>> BEGIN Data supplied

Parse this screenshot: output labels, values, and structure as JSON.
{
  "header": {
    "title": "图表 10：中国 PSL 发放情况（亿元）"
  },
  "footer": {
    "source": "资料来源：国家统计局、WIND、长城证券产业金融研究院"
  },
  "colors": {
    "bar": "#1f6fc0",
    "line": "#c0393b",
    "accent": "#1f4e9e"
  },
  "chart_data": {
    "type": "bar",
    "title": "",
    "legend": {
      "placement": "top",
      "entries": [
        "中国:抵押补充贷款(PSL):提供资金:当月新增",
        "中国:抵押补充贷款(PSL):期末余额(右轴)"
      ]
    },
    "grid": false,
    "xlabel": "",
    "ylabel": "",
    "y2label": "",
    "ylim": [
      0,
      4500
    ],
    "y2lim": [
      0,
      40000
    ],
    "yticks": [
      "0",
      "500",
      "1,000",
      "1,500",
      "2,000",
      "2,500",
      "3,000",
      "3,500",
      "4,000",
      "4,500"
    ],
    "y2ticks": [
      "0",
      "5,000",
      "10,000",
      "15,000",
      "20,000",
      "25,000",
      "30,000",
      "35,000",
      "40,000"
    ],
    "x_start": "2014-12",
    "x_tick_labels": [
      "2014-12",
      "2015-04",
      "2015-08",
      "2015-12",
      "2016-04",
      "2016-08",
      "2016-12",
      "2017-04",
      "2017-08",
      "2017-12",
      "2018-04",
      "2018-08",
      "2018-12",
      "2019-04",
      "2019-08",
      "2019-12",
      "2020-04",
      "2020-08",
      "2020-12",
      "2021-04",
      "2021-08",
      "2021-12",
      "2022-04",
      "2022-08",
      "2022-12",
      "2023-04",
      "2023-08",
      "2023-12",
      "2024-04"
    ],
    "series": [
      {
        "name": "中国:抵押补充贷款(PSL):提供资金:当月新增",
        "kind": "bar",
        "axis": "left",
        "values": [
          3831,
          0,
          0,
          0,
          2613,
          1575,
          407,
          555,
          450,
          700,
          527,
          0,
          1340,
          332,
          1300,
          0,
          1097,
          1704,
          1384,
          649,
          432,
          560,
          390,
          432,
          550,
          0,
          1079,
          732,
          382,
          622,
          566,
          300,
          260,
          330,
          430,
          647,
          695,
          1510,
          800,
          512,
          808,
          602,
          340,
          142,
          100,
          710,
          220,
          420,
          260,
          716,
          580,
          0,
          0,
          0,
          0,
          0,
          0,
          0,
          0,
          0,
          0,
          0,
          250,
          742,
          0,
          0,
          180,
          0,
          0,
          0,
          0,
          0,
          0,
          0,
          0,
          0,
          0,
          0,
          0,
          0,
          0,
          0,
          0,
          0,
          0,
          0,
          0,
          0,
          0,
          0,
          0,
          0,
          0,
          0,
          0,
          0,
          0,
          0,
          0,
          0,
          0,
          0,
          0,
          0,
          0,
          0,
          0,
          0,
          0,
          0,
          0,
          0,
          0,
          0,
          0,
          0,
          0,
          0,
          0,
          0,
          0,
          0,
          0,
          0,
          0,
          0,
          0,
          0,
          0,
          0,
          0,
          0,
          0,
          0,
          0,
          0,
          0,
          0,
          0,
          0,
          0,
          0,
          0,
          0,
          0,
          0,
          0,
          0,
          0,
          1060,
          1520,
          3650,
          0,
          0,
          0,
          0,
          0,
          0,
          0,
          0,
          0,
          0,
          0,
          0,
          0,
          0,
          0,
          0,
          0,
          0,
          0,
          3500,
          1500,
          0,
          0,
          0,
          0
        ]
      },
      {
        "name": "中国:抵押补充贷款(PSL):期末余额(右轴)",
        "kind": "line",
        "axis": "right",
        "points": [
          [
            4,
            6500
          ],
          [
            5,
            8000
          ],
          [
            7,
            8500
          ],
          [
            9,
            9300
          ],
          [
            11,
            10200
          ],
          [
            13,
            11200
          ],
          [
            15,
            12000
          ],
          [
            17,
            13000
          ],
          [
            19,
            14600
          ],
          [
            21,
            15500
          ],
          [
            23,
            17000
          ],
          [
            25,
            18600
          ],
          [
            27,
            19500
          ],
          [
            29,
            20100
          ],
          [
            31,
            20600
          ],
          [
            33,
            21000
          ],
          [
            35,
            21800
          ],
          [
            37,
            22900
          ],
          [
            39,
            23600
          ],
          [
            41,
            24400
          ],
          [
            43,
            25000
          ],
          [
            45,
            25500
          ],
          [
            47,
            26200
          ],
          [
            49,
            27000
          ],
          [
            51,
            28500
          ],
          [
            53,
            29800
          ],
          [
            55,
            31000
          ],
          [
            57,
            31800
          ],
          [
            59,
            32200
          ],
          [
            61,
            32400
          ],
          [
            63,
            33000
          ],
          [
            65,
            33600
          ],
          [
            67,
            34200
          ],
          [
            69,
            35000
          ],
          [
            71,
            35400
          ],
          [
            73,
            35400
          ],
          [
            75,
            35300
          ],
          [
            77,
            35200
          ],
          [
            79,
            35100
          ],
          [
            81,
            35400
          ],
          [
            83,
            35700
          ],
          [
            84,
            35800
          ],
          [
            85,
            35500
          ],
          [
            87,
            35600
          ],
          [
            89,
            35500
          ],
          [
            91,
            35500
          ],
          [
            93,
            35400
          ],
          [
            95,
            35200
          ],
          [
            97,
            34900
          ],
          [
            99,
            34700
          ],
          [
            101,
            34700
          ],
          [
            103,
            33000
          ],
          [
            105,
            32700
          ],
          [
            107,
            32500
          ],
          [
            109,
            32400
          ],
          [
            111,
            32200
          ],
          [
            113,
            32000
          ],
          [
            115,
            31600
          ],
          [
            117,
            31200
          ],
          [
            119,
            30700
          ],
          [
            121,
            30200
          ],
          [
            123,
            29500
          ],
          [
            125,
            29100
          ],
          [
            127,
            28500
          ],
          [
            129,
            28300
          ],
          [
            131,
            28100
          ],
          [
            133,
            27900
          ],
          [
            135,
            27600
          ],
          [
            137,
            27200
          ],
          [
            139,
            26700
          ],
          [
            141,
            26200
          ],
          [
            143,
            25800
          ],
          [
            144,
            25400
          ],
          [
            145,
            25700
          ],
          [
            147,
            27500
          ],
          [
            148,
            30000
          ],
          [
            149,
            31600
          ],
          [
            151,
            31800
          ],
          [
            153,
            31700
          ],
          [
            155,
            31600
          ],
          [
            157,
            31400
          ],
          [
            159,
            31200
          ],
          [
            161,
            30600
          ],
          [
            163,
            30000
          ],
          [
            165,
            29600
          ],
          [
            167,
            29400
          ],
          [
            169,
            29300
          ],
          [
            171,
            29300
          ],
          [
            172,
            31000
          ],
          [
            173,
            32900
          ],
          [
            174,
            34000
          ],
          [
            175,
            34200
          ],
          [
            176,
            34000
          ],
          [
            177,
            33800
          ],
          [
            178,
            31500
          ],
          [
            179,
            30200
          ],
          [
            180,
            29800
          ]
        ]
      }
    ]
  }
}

>> END Data supplied

* What is asked
Write the data from above out again, exactly.

* Exercise output
Parse this screenshot: output labels, values, and structure as JSON.
{
  "header": {
    "title": "图表 10：中国 PSL 发放情况（亿元）"
  },
  "footer": {
    "source": "资料来源：国家统计局、WIND、长城证券产业金融研究院"
  },
  "colors": {
    "bar": "#1f6fc0",
    "line": "#c0393b",
    "accent": "#1f4e9e"
  },
  "chart_data": {
    "type": "bar",
    "title": "",
    "legend": {
      "placement": "top",
      "entries": [
        "中国:抵押补充贷款(PSL):提供资金:当月新增",
        "中国:抵押补充贷款(PSL):期末余额(右轴)"
      ]
    },
    "grid": false,
    "xlabel": "",
    "ylabel": "",
    "y2label": "",
    "ylim": [
      0,
      4500
    ],
    "y2lim": [
      0,
      40000
    ],
    "yticks": [
      "0",
      "500",
      "1,000",
      "1,500",
      "2,000",
      "2,500",
      "3,000",
      "3,500",
      "4,000",
      "4,500"
    ],
    "y2ticks": [
      "0",
      "5,000",
      "10,000",
      "15,000",
      "20,000",
      "25,000",
      "30,000",
      "35,000",
      "40,000"
    ],
    "x_start": "2014-12",
    "x_tick_labels": [
      "2014-12",
      "2015-04",
      "2015-08",
      "2015-12",
      "2016-04",
      "2016-08",
      "2016-12",
      "2017-04",
      "2017-08",
      "2017-12",
      "2018-04",
      "2018-08",
      "2018-12",
      "2019-04",
      "2019-08",
      "2019-12",
      "2020-04",
      "2020-08",
      "2020-12",
      "2021-04",
      "2021-08",
      "2021-12",
      "2022-04",
      "2022-08",
      "2022-12",
      "2023-04",
      "2023-08",
      "2023-12",
      "2024-04"
    ],
    "series": [
      {
        "name": "中国:抵押补充贷款(PSL):提供资金:当月新增",
        "kind": "bar",
        "axis": "left",
        "values": [
          3831,
          0,
          0,
          0,
          2613,
          1575,
          407,
          555,
          450,
          700,
          527,
          0,
          1340,
          332,
          1300,
          0,
          1097,
          1704,
          1384,
          649,
          432,
          560,
          390,
          432,
          550,
          0,
          1079,
          732,
          382,
          622,
          566,
          300,
          260,
          330,
          430,
          647,
          695,
          1510,
          800,
          512,
          808,
          602,
          340,
          142,
          100,
          710,
          220,
          420,
          260,
          716,
          580,
          0,
          0,
          0,
          0,
          0,
          0,
          0,
          0,
          0,
          0,
          0,
          250,
          742,
          0,
          0,
          180,
          0,
          0,
          0,
          0,
          0,
          0,
          0,
          0,
          0,
          0,
          0,
          0,
          0,
          0,
          0,
          0,
          0,
          0,
          0,
          0,
          0,
          0,
          0,
          0,
          0,
          0,
          0,
          0,
          0,
          0,
          0,
          0,
          0,
          0,
          0,
          0,
          0,
          0,
          0,
          0,
          0,
          0,
          0,
          0,
          0,
          0,
          0,
          0,
          0,
          0,
          0,
          0,
          0,
          0,
          0,
          0,
          0,
          0,
          0,
          0,
          0,
          0,
          0,
          0,
          0,
          0,
          0,
          0,
          0,
          0,
          0,
          0,
          0,
          0,
          0,
          0,
          0,
          0,
          0,
          0,
          0,
          0,
          1060,
          1520,
          3650,
          0,
          0,
          0,
          0,
          0,
          0,
          0,
          0,
          0,
          0,
          0,
          0,
          0,
          0,
          0,
          0,
          0,
          0,
          0,
          3500,
          1500,
          0,
          0,
          0,
          0
        ]
      },
      {
        "name": "中国:抵押补充贷款(PSL):期末余额(右轴)",
        "kind": "line",
        "axis": "right",
        "points": [
          [
            4,
            6500
          ],
          [
            5,
            8000
          ],
          [
            7,
            8500
          ],
          [
            9,
            9300
          ],
          [
            11,
            10200
          ],
          [
            13,
            11200
          ],
          [
            15,
            12000
          ],
          [
            17,
            13000
          ],
          [
            19,
            14600
          ],
          [
            21,
            15500
          ],
          [
            23,
            17000
          ],
          [
            25,
            18600
          ],
          [
            27,
            19500
          ],
          [
            29,
            20100
          ],
          [
            31,
            20600
          ],
          [
            33,
            21000
          ],
          [
            35,
            21800
          ],
          [
            37,
            22900
          ],
          [
            39,
            23600
          ],
          [
            41,
            24400
          ],
          [
            43,
            25000
          ],
          [
            45,
            25500
          ],
          [
            47,
            26200
          ],
          [
            49,
            27000
          ],
          [
            51,
            28500
          ],
          [
            53,
            29800
          ],
          [
            55,
            31000
          ],
          [
            57,
            31800
          ],
          [
            59,
            32200
          ],
          [
            61,
            32400
          ],
          [
            63,
            33000
          ],
          [
            65,
            33600
          ],
          [
            67,
            34200
          ],
          [
            69,
            35000
          ],
          [
            71,
            35400
          ],
          [
            73,
            35400
          ],
          [
            75,
            35300
          ],
          [
            77,
            35200
          ],
          [
            79,
            35100
          ],
          [
            81,
            35400
          ],
          [
            83,
            35700
          ],
          [
            84,
            35800
          ],
          [
            85,
            35500
          ],
          [
            87,
            35600
          ],
          [
            89,
            35500
          ],
          [
            91,
            35500
          ],
          [
            93,
            35400
          ],
          [
            95,
            35200
          ],
          [
            97,
            34900
          ],
          [
            99,
            34700
          ],
          [
            101,
            34700
          ],
          [
            103,
            33000
          ],
          [
            105,
            32700
          ],
          [
            107,
            32500
          ],
          [
            109,
            32400
          ],
          [
            111,
            32200
          ],
          [
            113,
            32000
          ],
          [
            115,
            31600
          ],
          [
            117,
            31200
          ],
          [
            119,
            30700
          ],
          [
            121,
            30200
          ],
          [
            123,
            29500
          ],
          [
            125,
            29100
          ],
          [
            127,
            28500
          ],
          [
            129,
            28300
          ],
          [
            131,
            28100
          ],
          [
            133,
            27900
          ],
          [
            135,
            27600
          ],
          [
            137,
            27200
          ],
          [
            139,
            26700
          ],
          [
            141,
            26200
          ],
          [
            143,
            25800
          ],
          [
            144,
            25400
          ],
          [
            145,
            25700
          ],
          [
            147,
            27500
          ],
          [
            148,
            30000
          ],
          [
            149,
            31600
          ],
          [
            151,
            31800
          ],
          [
            153,
            31700
          ],
          [
            155,
            31600
          ],
          [
            157,
            31400
          ],
          [
            159,
            31200
          ],
          [
            161,
            30600
          ],
          [
            163,
            30000
          ],
          [
            165,
            29600
          ],
          [
            167,
            29400
          ],
          [
            169,
            29300
          ],
          [
            171,
            29300
          ],
          [
            172,
            31000
          ],
          [
            173,
            32900
          ],
          [
            174,
            34000
          ],
          [
            175,
            34200
          ],
          [
            176,
            34000
          ],
          [
            177,
            33800
          ],
          [
            178,
            31500
          ],
          [
            179,
            30200
          ],
          [
            180,
            29800
          ]
        ]
      }
    ]
  }
}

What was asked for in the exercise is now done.